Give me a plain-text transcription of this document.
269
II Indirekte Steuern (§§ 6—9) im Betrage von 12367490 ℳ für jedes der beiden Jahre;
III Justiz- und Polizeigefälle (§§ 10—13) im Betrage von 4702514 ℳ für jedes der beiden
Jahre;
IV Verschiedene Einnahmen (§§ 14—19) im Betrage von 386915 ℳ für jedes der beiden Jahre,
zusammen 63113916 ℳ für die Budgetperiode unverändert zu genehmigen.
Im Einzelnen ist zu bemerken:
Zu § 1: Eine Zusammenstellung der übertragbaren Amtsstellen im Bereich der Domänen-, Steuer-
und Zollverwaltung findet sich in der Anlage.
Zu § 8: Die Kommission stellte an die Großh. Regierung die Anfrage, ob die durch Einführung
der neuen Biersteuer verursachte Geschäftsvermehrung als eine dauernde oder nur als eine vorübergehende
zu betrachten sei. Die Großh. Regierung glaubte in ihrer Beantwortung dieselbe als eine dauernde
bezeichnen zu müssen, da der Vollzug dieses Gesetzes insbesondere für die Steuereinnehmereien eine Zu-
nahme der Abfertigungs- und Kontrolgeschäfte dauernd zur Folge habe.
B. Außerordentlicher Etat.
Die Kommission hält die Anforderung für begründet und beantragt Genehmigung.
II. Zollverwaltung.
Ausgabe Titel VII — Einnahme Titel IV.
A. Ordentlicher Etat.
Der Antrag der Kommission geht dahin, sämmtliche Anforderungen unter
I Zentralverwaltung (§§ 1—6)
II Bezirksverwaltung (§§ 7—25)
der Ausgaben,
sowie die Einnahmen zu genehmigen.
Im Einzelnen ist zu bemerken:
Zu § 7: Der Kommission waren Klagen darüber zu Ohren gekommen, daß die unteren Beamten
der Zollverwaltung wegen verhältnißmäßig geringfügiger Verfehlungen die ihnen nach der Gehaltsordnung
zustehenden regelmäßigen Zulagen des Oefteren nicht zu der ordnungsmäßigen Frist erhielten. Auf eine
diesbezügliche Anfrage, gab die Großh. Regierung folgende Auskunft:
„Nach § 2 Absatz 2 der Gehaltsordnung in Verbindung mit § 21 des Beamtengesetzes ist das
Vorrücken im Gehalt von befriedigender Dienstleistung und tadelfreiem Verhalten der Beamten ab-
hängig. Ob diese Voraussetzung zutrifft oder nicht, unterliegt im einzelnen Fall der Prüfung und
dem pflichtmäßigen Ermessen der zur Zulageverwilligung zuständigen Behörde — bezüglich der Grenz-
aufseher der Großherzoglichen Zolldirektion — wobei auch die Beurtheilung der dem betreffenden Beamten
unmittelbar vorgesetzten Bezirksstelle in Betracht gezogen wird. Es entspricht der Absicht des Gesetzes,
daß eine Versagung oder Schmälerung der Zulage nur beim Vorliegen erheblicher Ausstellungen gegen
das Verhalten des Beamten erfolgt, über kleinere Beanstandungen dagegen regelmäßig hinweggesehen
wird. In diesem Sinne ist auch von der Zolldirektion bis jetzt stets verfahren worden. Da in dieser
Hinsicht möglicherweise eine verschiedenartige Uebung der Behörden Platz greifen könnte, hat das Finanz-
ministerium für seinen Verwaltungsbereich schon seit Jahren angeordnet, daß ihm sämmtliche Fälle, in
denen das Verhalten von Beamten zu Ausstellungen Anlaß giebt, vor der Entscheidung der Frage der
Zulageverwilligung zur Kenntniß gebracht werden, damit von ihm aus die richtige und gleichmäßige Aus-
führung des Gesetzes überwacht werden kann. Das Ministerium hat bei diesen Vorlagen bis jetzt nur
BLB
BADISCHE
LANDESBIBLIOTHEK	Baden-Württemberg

※ ※ ※

_Your goal_
Extract the complete listing verbatim.

_Answer_
Give me a plain-text transcription of this document.
269
II Indirekte Steuern (§§ 6—9) im Betrage von 12367490 ℳ für jedes der beiden Jahre;
III Justiz- und Polizeigefälle (§§ 10—13) im Betrage von 4702514 ℳ für jedes der beiden
Jahre;
IV Verschiedene Einnahmen (§§ 14—19) im Betrage von 386915 ℳ für jedes der beiden Jahre,
zusammen 63113916 ℳ für die Budgetperiode unverändert zu genehmigen.
Im Einzelnen ist zu bemerken:
Zu § 1: Eine Zusammenstellung der übertragbaren Amtsstellen im Bereich der Domänen-, Steuer-
und Zollverwaltung findet sich in der Anlage.
Zu § 8: Die Kommission stellte an die Großh. Regierung die Anfrage, ob die durch Einführung
der neuen Biersteuer verursachte Geschäftsvermehrung als eine dauernde oder nur als eine vorübergehende
zu betrachten sei. Die Großh. Regierung glaubte in ihrer Beantwortung dieselbe als eine dauernde
bezeichnen zu müssen, da der Vollzug dieses Gesetzes insbesondere für die Steuereinnehmereien eine Zu-
nahme der Abfertigungs- und Kontrolgeschäfte dauernd zur Folge habe.
B. Außerordentlicher Etat.
Die Kommission hält die Anforderung für begründet und beantragt Genehmigung.
II. Zollverwaltung.
Ausgabe Titel VII — Einnahme Titel IV.
A. Ordentlicher Etat.
Der Antrag der Kommission geht dahin, sämmtliche Anforderungen unter
I Zentralverwaltung (§§ 1—6)
II Bezirksverwaltung (§§ 7—25)
der Ausgaben,
sowie die Einnahmen zu genehmigen.
Im Einzelnen ist zu bemerken:
Zu § 7: Der Kommission waren Klagen darüber zu Ohren gekommen, daß die unteren Beamten
der Zollverwaltung wegen verhältnißmäßig geringfügiger Verfehlungen die ihnen nach der Gehaltsordnung
zustehenden regelmäßigen Zulagen des Oefteren nicht zu der ordnungsmäßigen Frist erhielten. Auf eine
diesbezügliche Anfrage, gab die Großh. Regierung folgende Auskunft:
„Nach § 2 Absatz 2 der Gehaltsordnung in Verbindung mit § 21 des Beamtengesetzes ist das
Vorrücken im Gehalt von befriedigender Dienstleistung und tadelfreiem Verhalten der Beamten ab-
hängig. Ob diese Voraussetzung zutrifft oder nicht, unterliegt im einzelnen Fall der Prüfung und
dem pflichtmäßigen Ermessen der zur Zulageverwilligung zuständigen Behörde — bezüglich der Grenz-
aufseher der Großherzoglichen Zolldirektion — wobei auch die Beurtheilung der dem betreffenden Beamten
unmittelbar vorgesetzten Bezirksstelle in Betracht gezogen wird. Es entspricht der Absicht des Gesetzes,
daß eine Versagung oder Schmälerung der Zulage nur beim Vorliegen erheblicher Ausstellungen gegen
das Verhalten des Beamten erfolgt, über kleinere Beanstandungen dagegen regelmäßig hinweggesehen
wird. In diesem Sinne ist auch von der Zolldirektion bis jetzt stets verfahren worden. Da in dieser
Hinsicht möglicherweise eine verschiedenartige Uebung der Behörden Platz greifen könnte, hat das Finanz-
ministerium für seinen Verwaltungsbereich schon seit Jahren angeordnet, daß ihm sämmtliche Fälle, in
denen das Verhalten von Beamten zu Ausstellungen Anlaß giebt, vor der Entscheidung der Frage der
Zulageverwilligung zur Kenntniß gebracht werden, damit von ihm aus die richtige und gleichmäßige Aus-
führung des Gesetzes überwacht werden kann. Das Ministerium hat bei diesen Vorlagen bis jetzt nur
BLB
BADISCHE
LANDESBIBLIOTHEK	Baden-Württemberg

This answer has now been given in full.